Report only the number of lines holding "color".
++++ Material for this exercise ++++
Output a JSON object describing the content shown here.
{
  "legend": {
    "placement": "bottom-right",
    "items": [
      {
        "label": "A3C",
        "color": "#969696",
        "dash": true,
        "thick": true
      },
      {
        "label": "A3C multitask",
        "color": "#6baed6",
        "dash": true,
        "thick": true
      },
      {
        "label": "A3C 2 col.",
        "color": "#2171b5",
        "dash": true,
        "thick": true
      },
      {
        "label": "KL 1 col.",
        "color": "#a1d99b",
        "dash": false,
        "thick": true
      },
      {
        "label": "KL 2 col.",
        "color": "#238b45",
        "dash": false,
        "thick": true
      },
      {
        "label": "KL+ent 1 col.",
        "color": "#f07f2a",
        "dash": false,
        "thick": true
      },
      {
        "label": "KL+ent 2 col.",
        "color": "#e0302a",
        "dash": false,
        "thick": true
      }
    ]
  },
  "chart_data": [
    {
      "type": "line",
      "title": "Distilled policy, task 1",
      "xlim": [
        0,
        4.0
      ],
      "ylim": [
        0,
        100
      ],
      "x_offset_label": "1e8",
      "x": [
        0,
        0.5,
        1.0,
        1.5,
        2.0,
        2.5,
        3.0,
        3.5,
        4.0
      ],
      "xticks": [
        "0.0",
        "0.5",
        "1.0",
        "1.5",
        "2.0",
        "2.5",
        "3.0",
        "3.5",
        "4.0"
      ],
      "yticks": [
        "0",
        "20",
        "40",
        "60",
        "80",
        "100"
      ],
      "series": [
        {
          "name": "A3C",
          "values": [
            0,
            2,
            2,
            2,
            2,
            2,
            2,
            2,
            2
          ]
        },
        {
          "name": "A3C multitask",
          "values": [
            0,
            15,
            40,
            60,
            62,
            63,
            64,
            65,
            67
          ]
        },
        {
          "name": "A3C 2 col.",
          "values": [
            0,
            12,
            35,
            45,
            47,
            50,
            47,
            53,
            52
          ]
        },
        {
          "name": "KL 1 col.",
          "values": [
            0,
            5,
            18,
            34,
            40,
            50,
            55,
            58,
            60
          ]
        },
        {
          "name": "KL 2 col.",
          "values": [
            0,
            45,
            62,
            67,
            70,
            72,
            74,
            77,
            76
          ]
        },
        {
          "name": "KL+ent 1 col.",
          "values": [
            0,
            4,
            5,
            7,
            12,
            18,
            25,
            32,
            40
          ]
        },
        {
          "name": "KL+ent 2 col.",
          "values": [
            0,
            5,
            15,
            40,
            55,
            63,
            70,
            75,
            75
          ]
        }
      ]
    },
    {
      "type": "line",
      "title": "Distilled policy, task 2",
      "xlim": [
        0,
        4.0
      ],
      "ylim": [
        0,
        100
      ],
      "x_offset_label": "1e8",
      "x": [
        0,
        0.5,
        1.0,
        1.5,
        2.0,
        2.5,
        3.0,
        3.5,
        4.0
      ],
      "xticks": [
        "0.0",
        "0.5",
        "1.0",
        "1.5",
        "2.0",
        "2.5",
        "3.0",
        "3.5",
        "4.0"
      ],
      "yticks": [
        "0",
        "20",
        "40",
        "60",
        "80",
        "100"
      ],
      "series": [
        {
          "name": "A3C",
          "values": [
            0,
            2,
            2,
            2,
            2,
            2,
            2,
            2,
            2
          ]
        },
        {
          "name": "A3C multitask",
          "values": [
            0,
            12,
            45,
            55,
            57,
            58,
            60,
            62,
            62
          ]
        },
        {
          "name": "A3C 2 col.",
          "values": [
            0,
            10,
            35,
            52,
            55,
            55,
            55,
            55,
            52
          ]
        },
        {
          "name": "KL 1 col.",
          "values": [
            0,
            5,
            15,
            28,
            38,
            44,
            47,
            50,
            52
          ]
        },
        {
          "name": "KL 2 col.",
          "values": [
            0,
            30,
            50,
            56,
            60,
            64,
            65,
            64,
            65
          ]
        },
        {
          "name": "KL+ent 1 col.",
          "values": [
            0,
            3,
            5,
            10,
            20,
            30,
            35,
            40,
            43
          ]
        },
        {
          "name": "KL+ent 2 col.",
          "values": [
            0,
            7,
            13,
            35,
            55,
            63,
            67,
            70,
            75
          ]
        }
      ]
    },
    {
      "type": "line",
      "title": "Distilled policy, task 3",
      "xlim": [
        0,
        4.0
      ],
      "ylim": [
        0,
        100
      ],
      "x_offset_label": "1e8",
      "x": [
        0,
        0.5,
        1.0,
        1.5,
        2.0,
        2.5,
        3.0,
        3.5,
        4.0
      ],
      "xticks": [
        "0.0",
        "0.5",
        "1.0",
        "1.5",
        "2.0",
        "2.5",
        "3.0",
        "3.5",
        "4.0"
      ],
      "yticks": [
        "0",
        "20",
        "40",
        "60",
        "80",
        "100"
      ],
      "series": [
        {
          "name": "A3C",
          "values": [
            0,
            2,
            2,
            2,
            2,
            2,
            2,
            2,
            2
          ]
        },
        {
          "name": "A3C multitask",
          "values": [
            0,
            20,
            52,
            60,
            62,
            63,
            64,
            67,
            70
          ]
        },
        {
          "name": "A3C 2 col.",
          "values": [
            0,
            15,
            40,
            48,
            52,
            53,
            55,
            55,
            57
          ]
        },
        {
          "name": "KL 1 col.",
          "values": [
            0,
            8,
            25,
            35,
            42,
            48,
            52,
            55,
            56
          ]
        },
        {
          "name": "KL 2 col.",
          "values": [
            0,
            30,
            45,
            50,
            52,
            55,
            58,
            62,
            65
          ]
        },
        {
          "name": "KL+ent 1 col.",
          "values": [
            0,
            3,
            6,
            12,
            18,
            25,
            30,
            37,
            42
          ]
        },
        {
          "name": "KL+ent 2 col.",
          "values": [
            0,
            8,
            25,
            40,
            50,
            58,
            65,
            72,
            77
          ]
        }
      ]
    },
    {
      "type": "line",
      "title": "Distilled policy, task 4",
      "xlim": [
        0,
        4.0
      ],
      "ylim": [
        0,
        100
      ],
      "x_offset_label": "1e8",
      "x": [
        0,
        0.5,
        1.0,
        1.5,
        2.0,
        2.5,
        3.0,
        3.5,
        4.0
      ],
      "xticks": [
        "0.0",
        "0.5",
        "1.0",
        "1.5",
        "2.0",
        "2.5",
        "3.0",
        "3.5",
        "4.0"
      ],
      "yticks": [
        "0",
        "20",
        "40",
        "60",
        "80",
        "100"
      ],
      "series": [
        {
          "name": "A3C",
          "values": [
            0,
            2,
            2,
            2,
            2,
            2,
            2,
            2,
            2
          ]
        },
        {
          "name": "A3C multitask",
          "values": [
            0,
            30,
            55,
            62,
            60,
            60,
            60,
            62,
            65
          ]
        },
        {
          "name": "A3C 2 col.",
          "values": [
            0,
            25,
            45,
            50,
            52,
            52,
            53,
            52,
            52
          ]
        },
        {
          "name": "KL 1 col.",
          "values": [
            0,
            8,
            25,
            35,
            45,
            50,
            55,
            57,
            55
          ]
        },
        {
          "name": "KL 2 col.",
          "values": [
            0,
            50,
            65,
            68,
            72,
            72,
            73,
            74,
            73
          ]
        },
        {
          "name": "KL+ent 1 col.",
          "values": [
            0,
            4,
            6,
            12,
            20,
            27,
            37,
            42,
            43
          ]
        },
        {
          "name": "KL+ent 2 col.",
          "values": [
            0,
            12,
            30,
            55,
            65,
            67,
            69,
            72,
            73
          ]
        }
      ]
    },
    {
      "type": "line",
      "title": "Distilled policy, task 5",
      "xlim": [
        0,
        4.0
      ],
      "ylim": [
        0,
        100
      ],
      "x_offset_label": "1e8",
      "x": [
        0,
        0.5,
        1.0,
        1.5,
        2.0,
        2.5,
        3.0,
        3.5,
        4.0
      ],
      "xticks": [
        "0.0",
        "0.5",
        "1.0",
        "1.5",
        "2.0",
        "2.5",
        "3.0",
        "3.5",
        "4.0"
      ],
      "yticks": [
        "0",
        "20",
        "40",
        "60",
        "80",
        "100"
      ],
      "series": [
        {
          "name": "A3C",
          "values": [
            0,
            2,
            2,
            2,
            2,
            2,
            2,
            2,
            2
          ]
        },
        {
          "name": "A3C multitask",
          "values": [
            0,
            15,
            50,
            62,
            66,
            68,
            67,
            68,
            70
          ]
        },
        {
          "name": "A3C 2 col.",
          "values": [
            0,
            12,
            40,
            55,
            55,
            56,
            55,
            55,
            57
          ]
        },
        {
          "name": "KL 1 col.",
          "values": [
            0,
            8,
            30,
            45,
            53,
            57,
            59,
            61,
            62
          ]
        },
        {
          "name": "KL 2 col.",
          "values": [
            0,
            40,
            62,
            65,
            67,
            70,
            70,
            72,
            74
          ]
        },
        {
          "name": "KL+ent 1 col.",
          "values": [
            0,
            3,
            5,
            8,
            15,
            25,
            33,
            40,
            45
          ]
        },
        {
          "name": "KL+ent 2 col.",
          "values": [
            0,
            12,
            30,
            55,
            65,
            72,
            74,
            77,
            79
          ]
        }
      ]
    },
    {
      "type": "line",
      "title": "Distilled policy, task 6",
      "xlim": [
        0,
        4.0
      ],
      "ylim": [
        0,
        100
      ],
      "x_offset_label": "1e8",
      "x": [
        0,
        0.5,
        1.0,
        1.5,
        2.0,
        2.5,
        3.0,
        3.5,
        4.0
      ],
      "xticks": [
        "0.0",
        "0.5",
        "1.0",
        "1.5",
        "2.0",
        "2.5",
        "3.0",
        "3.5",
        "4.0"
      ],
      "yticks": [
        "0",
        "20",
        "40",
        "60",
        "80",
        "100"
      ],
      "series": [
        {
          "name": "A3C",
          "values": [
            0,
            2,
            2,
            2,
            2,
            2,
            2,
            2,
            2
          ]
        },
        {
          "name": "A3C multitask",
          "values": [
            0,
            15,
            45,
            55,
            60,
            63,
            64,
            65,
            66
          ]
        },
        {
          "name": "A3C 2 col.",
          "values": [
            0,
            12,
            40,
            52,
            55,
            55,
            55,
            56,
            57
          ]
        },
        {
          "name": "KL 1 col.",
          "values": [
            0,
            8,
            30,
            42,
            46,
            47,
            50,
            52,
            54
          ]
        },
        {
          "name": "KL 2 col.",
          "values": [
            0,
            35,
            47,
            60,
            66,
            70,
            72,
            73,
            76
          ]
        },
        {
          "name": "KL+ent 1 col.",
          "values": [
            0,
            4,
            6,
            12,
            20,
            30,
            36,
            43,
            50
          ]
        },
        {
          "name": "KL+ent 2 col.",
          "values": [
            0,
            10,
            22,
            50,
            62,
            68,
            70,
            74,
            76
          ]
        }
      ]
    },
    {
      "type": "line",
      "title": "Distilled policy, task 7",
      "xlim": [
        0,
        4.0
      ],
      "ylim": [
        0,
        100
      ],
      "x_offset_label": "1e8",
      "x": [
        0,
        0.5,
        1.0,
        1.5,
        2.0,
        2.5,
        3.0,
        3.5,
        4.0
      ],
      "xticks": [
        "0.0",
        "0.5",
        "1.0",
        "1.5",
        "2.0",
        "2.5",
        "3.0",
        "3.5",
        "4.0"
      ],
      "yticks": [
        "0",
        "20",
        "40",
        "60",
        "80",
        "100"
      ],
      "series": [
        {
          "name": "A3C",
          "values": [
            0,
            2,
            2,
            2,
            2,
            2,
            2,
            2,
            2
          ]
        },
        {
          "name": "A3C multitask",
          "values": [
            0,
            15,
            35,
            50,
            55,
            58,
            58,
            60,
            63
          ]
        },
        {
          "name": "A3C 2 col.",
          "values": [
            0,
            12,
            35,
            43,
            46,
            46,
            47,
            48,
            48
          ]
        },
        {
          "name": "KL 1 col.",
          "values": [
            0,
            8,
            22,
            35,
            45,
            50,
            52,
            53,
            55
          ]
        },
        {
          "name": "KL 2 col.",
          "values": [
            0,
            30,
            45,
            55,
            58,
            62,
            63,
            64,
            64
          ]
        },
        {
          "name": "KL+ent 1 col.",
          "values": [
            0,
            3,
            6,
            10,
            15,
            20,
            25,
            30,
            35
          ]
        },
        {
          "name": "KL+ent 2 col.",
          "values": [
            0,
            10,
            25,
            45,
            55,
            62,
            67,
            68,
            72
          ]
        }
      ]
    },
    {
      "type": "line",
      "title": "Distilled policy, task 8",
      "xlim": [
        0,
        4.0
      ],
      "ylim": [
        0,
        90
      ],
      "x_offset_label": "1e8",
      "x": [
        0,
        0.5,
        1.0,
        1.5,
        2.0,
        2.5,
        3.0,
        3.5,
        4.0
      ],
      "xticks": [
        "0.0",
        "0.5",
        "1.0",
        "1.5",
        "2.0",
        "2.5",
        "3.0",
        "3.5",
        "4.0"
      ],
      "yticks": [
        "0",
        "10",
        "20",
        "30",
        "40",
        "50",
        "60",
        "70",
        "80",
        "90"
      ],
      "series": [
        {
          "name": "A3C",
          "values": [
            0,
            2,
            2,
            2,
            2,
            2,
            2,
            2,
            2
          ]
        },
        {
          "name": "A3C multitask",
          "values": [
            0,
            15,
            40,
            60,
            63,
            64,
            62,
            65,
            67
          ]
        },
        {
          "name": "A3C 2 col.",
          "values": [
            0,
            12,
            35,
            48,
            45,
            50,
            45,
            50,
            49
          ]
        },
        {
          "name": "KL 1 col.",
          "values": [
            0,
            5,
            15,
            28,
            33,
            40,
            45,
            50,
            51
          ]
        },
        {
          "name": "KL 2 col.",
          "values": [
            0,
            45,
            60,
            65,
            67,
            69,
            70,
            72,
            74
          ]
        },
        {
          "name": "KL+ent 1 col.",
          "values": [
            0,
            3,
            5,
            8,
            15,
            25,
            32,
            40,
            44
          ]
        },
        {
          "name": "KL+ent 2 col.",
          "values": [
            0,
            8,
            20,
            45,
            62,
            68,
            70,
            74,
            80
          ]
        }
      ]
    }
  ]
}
++++
Task solution: 7